> The exercise
In the data below, locate each line with the word "χρόνους" and list it.

> Data lines
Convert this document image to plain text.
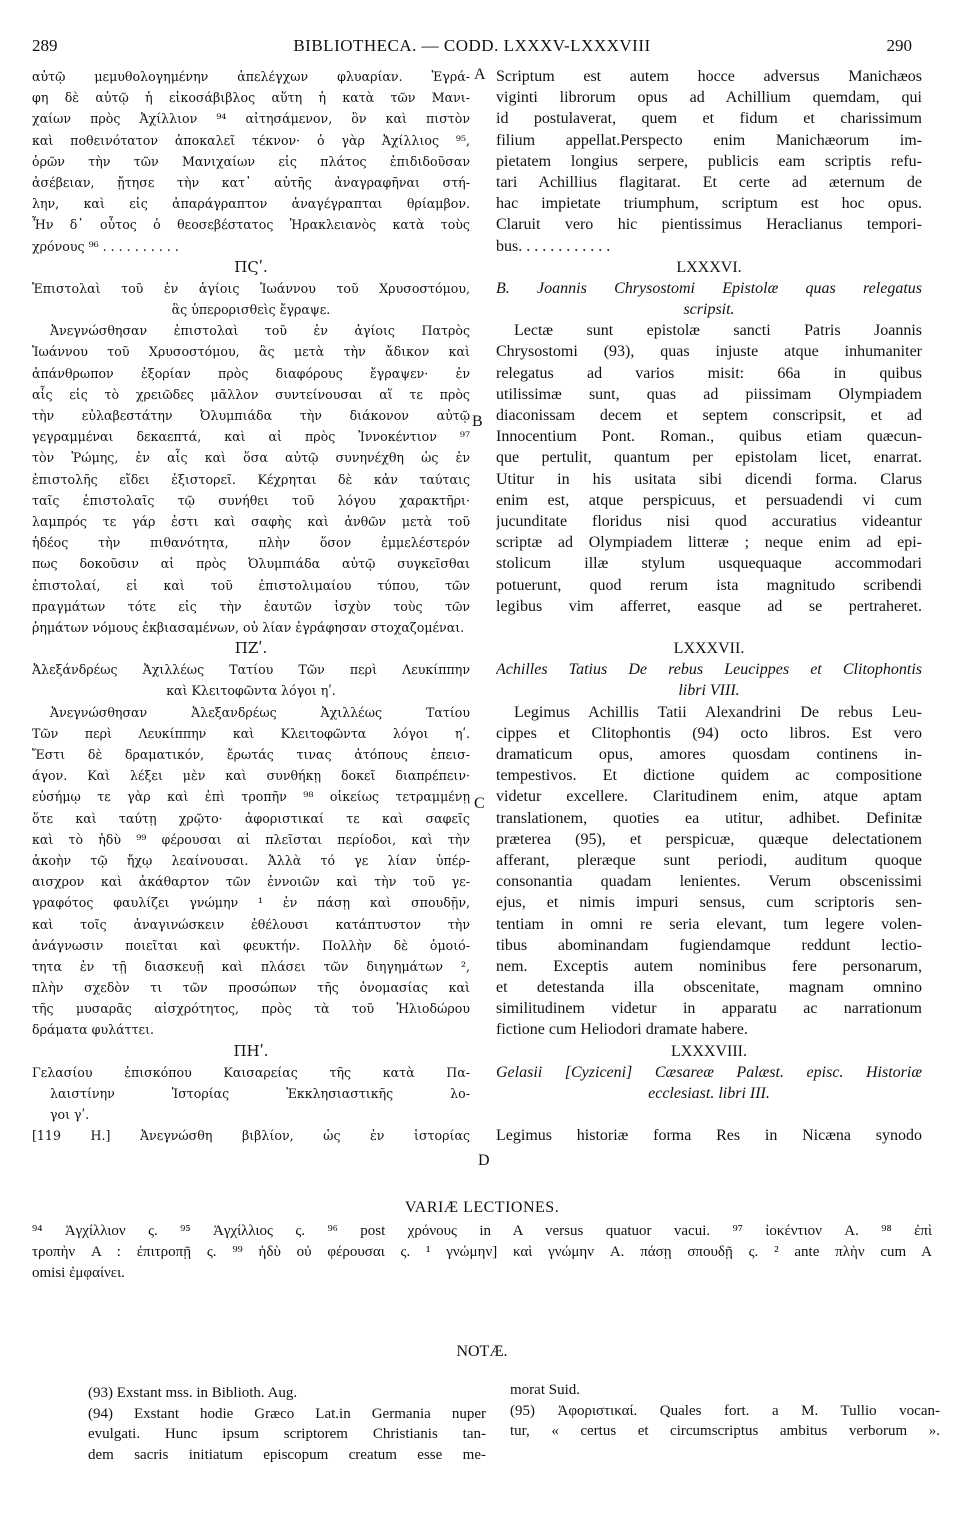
289	BIBLIOTHECA. — CODD. LXXXV-LXXXVIII	290
αὐτῷ μεμυθολογημένην ἀπελέγχων φλυαρίαν. Ἐγρά-
φη δὲ αὐτῷ ἡ εἰκοσάβιβλος αὕτη ἡ κατὰ τῶν Μανι-
χαίων πρὸς Ἀχίλλιον ⁹⁴ αἰτησάμενον, ὃν καὶ πιστὸν
καὶ ποθεινότατον ἀποκαλεῖ τέκνον· ὁ γὰρ Ἀχίλλιος ⁹⁵,
ὁρῶν τὴν τῶν Μανιχαίων εἰς πλάτος ἐπιδιδοῦσαν
ἀσέβειαν, ᾔτησε τὴν κατ᾽ αὐτῆς ἀναγραφῆναι στή-
λην, καὶ εἰς ἀπαράγραπτον ἀναγέγραπται θρίαμβον.
Ἦν δ᾽ οὗτος ὁ θεοσεβέστατος Ἡρακλειανὸς κατὰ τοὺς
χρόνους ⁹⁶ . . . . . . . . . .
ΠϚʹ.
Ἐπιστολαὶ τοῦ ἐν ἁγίοις Ἰωάννου τοῦ Χρυσοστόμου,
ἃς ὑπερορισθεὶς ἔγραψε.
Ἀνεγνώσθησαν ἐπιστολαὶ τοῦ ἐν ἁγίοις Πατρὸς
Ἰωάννου τοῦ Χρυσοστόμου, ἃς μετὰ τὴν ἄδικον καὶ
ἀπάνθρωπον ἐξορίαν πρὸς διαφόρους ἔγραψεν· ἐν
αἷς εἰς τὸ χρειῶδες μᾶλλον συντείνουσαι αἵ τε πρὸς
τὴν εὐλαβεστάτην Ὀλυμπιάδα τὴν διάκονον αὐτῷ
γεγραμμέναι δεκαεπτά, καὶ αἱ πρὸς Ἰννοκέντιον ⁹⁷
τὸν Ῥώμης, ἐν αἷς καὶ ὅσα αὐτῷ συνηνέχθη ὡς ἐν
ἐπιστολῆς εἴδει ἐξιστορεῖ. Κέχρηται δὲ κἀν ταύταις
ταῖς ἐπιστολαῖς τῷ συνήθει τοῦ λόγου χαρακτῆρι·
λαμπρός τε γάρ ἐστι καὶ σαφὴς καὶ ἀνθῶν μετὰ τοῦ
ἡδέος τὴν πιθανότητα, πλὴν ὅσον ἐμμελέστερόν
πως δοκοῦσιν αἱ πρὸς Ὀλυμπιάδα αὐτῷ συγκεῖσθαι
ἐπιστολαί, εἰ καὶ τοῦ ἐπιστολιμαίου τύπου, τῶν
πραγμάτων τότε εἰς τὴν ἑαυτῶν ἰσχὺν τοὺς τῶν
ῥημάτων νόμους ἐκβιασαμένων, οὐ λίαν ἐγράφησαν στοχαζομέναι.
ΠΖʹ.
Ἀλεξάνδρέως Ἀχιλλέως Τατίου Τῶν περὶ Λευκίππην
καὶ Κλειτοφῶντα λόγοι ηʹ.
Ἀνεγνώσθησαν Ἀλεξανδρέως Ἀχιλλέως Τατίου
Τῶν περὶ Λευκίππην καὶ Κλειτοφῶντα λόγοι ηʹ.
Ἔστι δὲ δραματικόν, ἔρωτάς τινας ἀτόπους ἐπεισ-
άγον. Καὶ λέξει μὲν καὶ συνθήκῃ δοκεῖ διαπρέπειν·
εὐσήμῳ τε γὰρ καὶ ἐπὶ τροπῆν ⁹⁸ οἰκείως τετραμμένῃ
ὅτε καὶ ταύτῃ χρῷτο· ἀφοριστικαί τε καὶ σαφεῖς
καὶ τὸ ἡδὺ ⁹⁹ φέρουσαι αἱ πλεῖσται περίοδοι, καὶ τὴν
ἀκοὴν τῷ ἤχῳ λεαίνουσαι. Ἀλλὰ τό γε λίαν ὑπέρ-
αισχρον καὶ ἀκάθαρτον τῶν ἐννοιῶν καὶ τὴν τοῦ γε-
γραφότος φαυλίζει γνώμην ¹ ἐν πάσῃ καὶ σπουδῇν,
καὶ τοῖς ἀναγινώσκειν ἐθέλουσι κατάπτυστον τὴν
ἀνάγνωσιν ποιεῖται καὶ φευκτήν. Πολλὴν δὲ ὁμοιό-
τητα ἐν τῇ διασκευῇ καὶ πλάσει τῶν διηγημάτων ²,
πλὴν σχεδὸν τι τῶν προσώπων τῆς ὀνομασίας καὶ
τῆς μυσαρᾶς αἰσχρότητος, πρὸς τὰ τοῦ Ἡλιοδώρου
δράματα φυλάττει.
ΠΗʹ.
Γελασίου ἐπισκόπου Καισαρείας τῆς κατὰ Πα-
λαιστίνην Ἱστορίας Ἐκκλησιαστικῆς λο-
γοι γʹ.
[119 H.] Ἀνεγνώσθη βιβλίον, ὡς ἐν ἱστορίας
Scriptum est autem hocce adversus Manichæos
viginti librorum opus ad Achillium quemdam, qui
id postulaverat, quem et fidum et charissimum
filium appellat.Perspecto enim Manichæorum im-
pietatem longius serpere, publicis eam scriptis refu-
tari Achillius flagitarat. Et certe ad æternum de
hac impietate triumphum, scriptum est hoc opus.
Claruit vero hic pientissimus Heraclianus tempori-
bus. . . . . . . . . . . .
LXXXVI.
B. Joannis Chrysostomi Epistolæ quas relegatus
scripsit.
Lectæ sunt epistolæ sancti Patris Joannis
Chrysostomi (93), quas injuste atque inhumaniter
relegatus ad varios misit: 66a in quibus
utilissimæ sunt, quas ad piissimam Olympiadem
diaconissam decem et septem conscripsit, et ad
Innocentium Pont. Roman., quibus etiam quæcun-
que pertulit, quantum per epistolam licet, enarrat.
Utitur in his usitata sibi dicendi forma. Clarus
enim est, atque perspicuus, et persuadendi vi cum
jucunditate floridus nisi quod accuratius videantur
scriptæ ad Olympiadem litteræ ; neque enim ad epi-
stolicum illæ stylum usquequaque accommodari
potuerunt, quod rerum ista magnitudo scribendi
legibus vim afferret, easque ad se pertraheret.
LXXXVII.
Achilles Tatius De rebus Leucippes et Clitophontis
libri VIII.
Legimus Achillis Tatii Alexandrini De rebus Leu-
cippes et Clitophontis (94) octo libros. Est vero
dramaticum opus, amores quosdam continens in-
tempestivos. Et dictione quidem ac compositione
videtur excellere. Claritudinem enim, atque aptam
translationem, quoties ea utitur, adhibet. Definitæ
præterea (95), et perspicuæ, quæque delectationem
afferant, pleræque sunt periodi, auditum quoque
consonantia quadam lenientes. Verum obscenissimi
ejus, et nimis impuri sensus, cum scriptoris sen-
tentiam in omni re seria elevant, tum legere volen-
tibus abominandam fugiendamque reddunt lectio-
nem. Exceptis autem nominibus fere personarum,
et detestanda illa obscenitate, magnam omnino
similitudinem videtur in apparatu ac narrationum
fictione cum Heliodori dramate habere.
LXXXVIII.
Gelasii [Cyziceni] Cæsareæ Palæst. episc. Historiæ
ecclesiast. libri III.
Legimus historiæ forma Res in Nicæna synodo
A
B
C
D
VARIÆ LECTIONES.
⁹⁴ Ἀγχίλλιον ς. ⁹⁵ Ἀγχίλλιος ς. ⁹⁶ post χρόνους in A versus quatuor vacui. ⁹⁷ ἰοκέντιον A. ⁹⁸ ἐπὶ
τροπὴν A : ἐπιτροπῇ ς. ⁹⁹ ἡδὺ οὐ φέρουσαι ς. ¹ γνώμην] καὶ γνώμην A. πάσῃ σπουδῇ ς. ² ante πλὴν cum A
omisi ἐμφαίνει.
NOTÆ.
(93) Exstant mss. in Biblioth. Aug.
(94) Exstant hodie Græco Lat.in Germania nuper
evulgati. Hunc ipsum scriptorem Christianis tan-
dem sacris initiatum episcopum creatum esse me-
morat Suid.
(95) Ἀφοριστικαί. Quales fort. a M. Tullio vocan-
tur, « certus et circumscriptus ambitus verborum ».
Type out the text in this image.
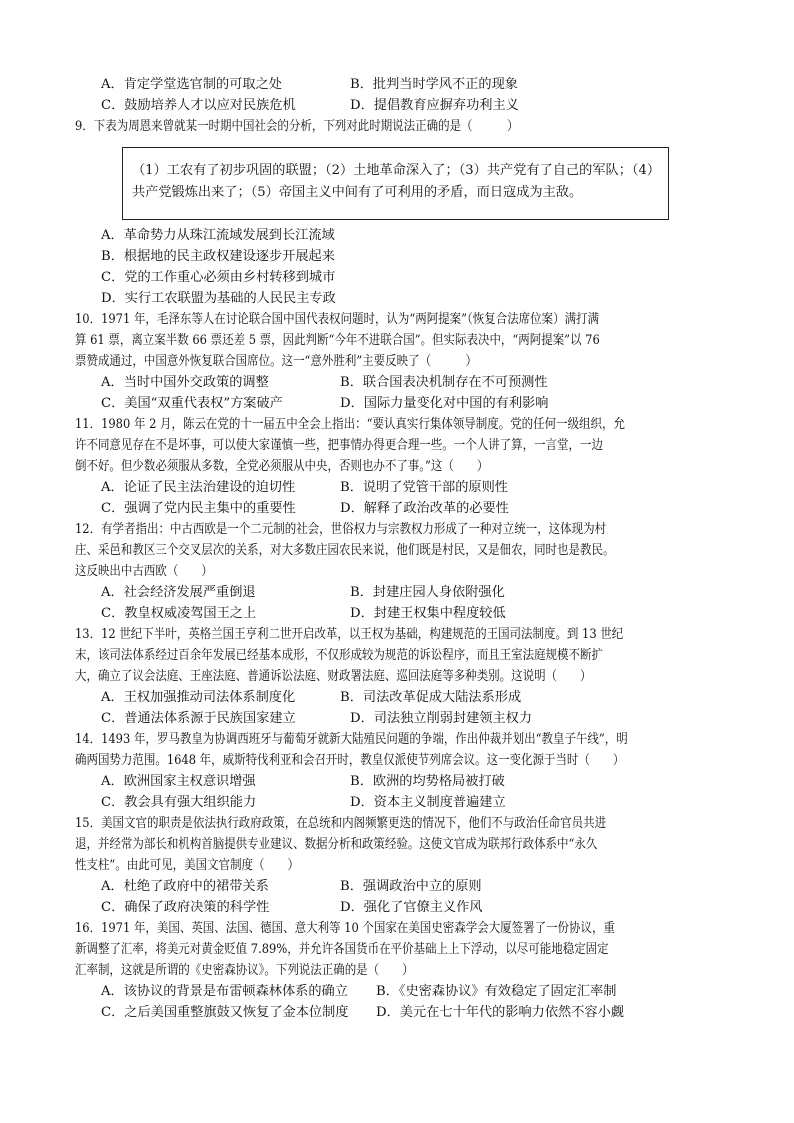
A．肯定学堂选官制的可取之处	B．批判当时学风不正的现象
C．鼓励培养人才以应对民族危机	D．提倡教育应摒弃功利主义
9．下表为周恩来曾就某一时期中国社会的分析，下列对此时期说法正确的是（　　　）
（1）工农有了初步巩固的联盟；（2）土地革命深入了；（3）共产党有了自己的军队；（4）
共产党锻炼出来了；（5）帝国主义中间有了可利用的矛盾，而日寇成为主敌。
A．革命势力从珠江流域发展到长江流域
B．根据地的民主政权建设逐步开展起来
C．党的工作重心必须由乡村转移到城市
D．实行工农联盟为基础的人民民主专政
10．1971 年，毛泽东等人在讨论联合国中国代表权问题时，认为“两阿提案”（恢复合法席位案）满打满
算 61 票，离立案半数 66 票还差 5 票，因此判断“今年不进联合国”。但实际表决中，“两阿提案”以 76
票赞成通过，中国意外恢复联合国席位。这一“意外胜利”主要反映了（　　　）
A．当时中国外交政策的调整	B．联合国表决机制存在不可预测性
C．美国“双重代表权”方案破产	D．国际力量变化对中国的有利影响
11．1980 年 2 月，陈云在党的十一届五中全会上指出：“要认真实行集体领导制度。党的任何一级组织，允
许不同意见存在不是坏事，可以使大家谨慎一些，把事情办得更合理一些。一个人讲了算，一言堂，一边
倒不好。但少数必须服从多数，全党必须服从中央，否则也办不了事。”这（　　）
A．论证了民主法治建设的迫切性	B．说明了党管干部的原则性
C．强调了党内民主集中的重要性	D．解释了政治改革的必要性
12．有学者指出：中古西欧是一个二元制的社会，世俗权力与宗教权力形成了一种对立统一，这体现为村
庄、采邑和教区三个交叉层次的关系，对大多数庄园农民来说，他们既是村民，又是佃农，同时也是教民。
这反映出中古西欧（　　）
A．社会经济发展严重倒退	B．封建庄园人身依附强化
C．教皇权威凌驾国王之上	D．封建王权集中程度较低
13．12 世纪下半叶，英格兰国王亨利二世开启改革，以王权为基础，构建规范的王国司法制度。到 13 世纪
末，该司法体系经过百余年发展已经基本成形，不仅形成较为规范的诉讼程序，而且王室法庭规模不断扩
大，确立了议会法庭、王座法庭、普通诉讼法庭、财政署法庭、巡回法庭等多种类别。这说明（　　）
A．王权加强推动司法体系制度化	B．司法改革促成大陆法系形成
C．普通法体系源于民族国家建立	D．司法独立削弱封建领主权力
14．1493 年，罗马教皇为协调西班牙与葡萄牙就新大陆殖民问题的争端，作出仲裁并划出“教皇子午线”，明
确两国势力范围。1648 年，威斯特伐利亚和会召开时，教皇仅派使节列席会议。这一变化源于当时（　　）
A．欧洲国家主权意识增强	B．欧洲的均势格局被打破
C．教会具有强大组织能力	D．资本主义制度普遍建立
15．美国文官的职责是依法执行政府政策，在总统和内阁频繁更迭的情况下，他们不与政治任命官员共进
退，并经常为部长和机构首脑提供专业建议、数据分析和政策经验。这使文官成为联邦行政体系中“永久
性支柱”。由此可见，美国文官制度（　　）
A．杜绝了政府中的裙带关系	B．强调政治中立的原则
C．确保了政府决策的科学性	D．强化了官僚主义作风
16．1971 年，美国、英国、法国、德国、意大利等 10 个国家在美国史密森学会大厦签署了一份协议，重
新调整了汇率，将美元对黄金贬值 7.89%，并允许各国货币在平价基础上上下浮动，以尽可能地稳定固定
汇率制，这就是所谓的《史密森协议》。下列说法正确的是（　　）
A．该协议的背景是布雷顿森林体系的确立 B．《史密森协议》有效稳定了固定汇率制
C．之后美国重整旗鼓又恢复了金本位制度 D．美元在七十年代的影响力依然不容小觑
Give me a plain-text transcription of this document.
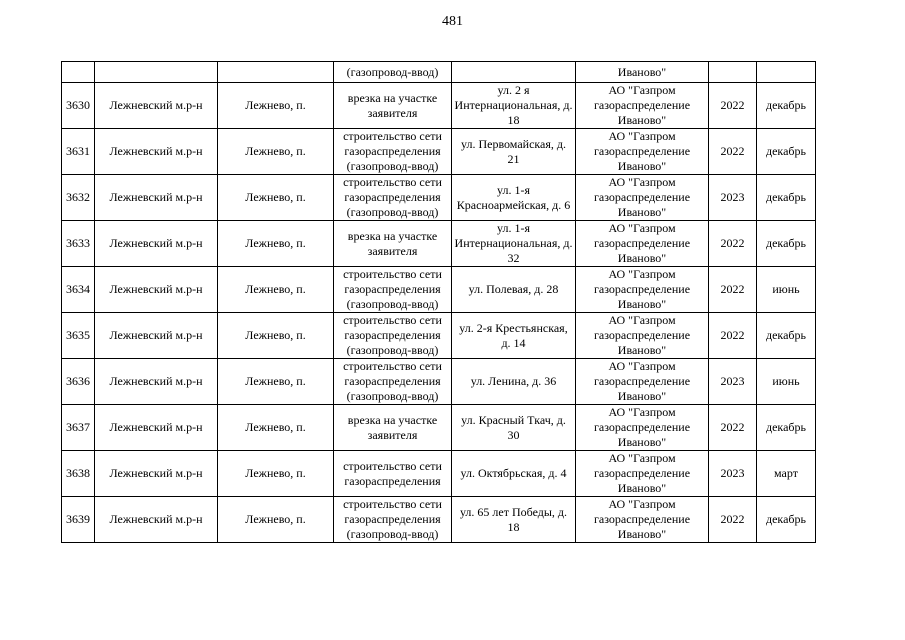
481
			(газопровод-ввод)		Иваново"		
3630	Лежневский м.р-н	Лежнево, п.	врезка на участке заявителя	ул. 2 я Интернациональная, д. 18	АО "Газпром газораспределение Иваново"	2022	декабрь
3631	Лежневский м.р-н	Лежнево, п.	строительство сети газораспределения (газопровод-ввод)	ул. Первомайская, д. 21	АО "Газпром газораспределение Иваново"	2022	декабрь
3632	Лежневский м.р-н	Лежнево, п.	строительство сети газораспределения (газопровод-ввод)	ул. 1-я Красноармейская, д. 6	АО "Газпром газораспределение Иваново"	2023	декабрь
3633	Лежневский м.р-н	Лежнево, п.	врезка на участке заявителя	ул. 1-я Интернациональная, д. 32	АО "Газпром газораспределение Иваново"	2022	декабрь
3634	Лежневский м.р-н	Лежнево, п.	строительство сети газораспределения (газопровод-ввод)	ул. Полевая, д. 28	АО "Газпром газораспределение Иваново"	2022	июнь
3635	Лежневский м.р-н	Лежнево, п.	строительство сети газораспределения (газопровод-ввод)	ул. 2-я Крестьянская, д. 14	АО "Газпром газораспределение Иваново"	2022	декабрь
3636	Лежневский м.р-н	Лежнево, п.	строительство сети газораспределения (газопровод-ввод)	ул. Ленина, д. 36	АО "Газпром газораспределение Иваново"	2023	июнь
3637	Лежневский м.р-н	Лежнево, п.	врезка на участке заявителя	ул. Красный Ткач, д. 30	АО "Газпром газораспределение Иваново"	2022	декабрь
3638	Лежневский м.р-н	Лежнево, п.	строительство сети газораспределения	ул. Октябрьская, д. 4	АО "Газпром газораспределение Иваново"	2023	март
3639	Лежневский м.р-н	Лежнево, п.	строительство сети газораспределения (газопровод-ввод)	ул. 65 лет Победы, д. 18	АО "Газпром газораспределение Иваново"	2022	декабрь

> Solved exercise
χρόνους ⁹⁶ . . . . . . . . . .
⁹⁴ Ἀγχίλλιον ς. ⁹⁵ Ἀγχίλλιος ς. ⁹⁶ post χρόνους in A versus quatuor vacui. ⁹⁷ ἰοκέντιον A. ⁹⁸ ἐπὶ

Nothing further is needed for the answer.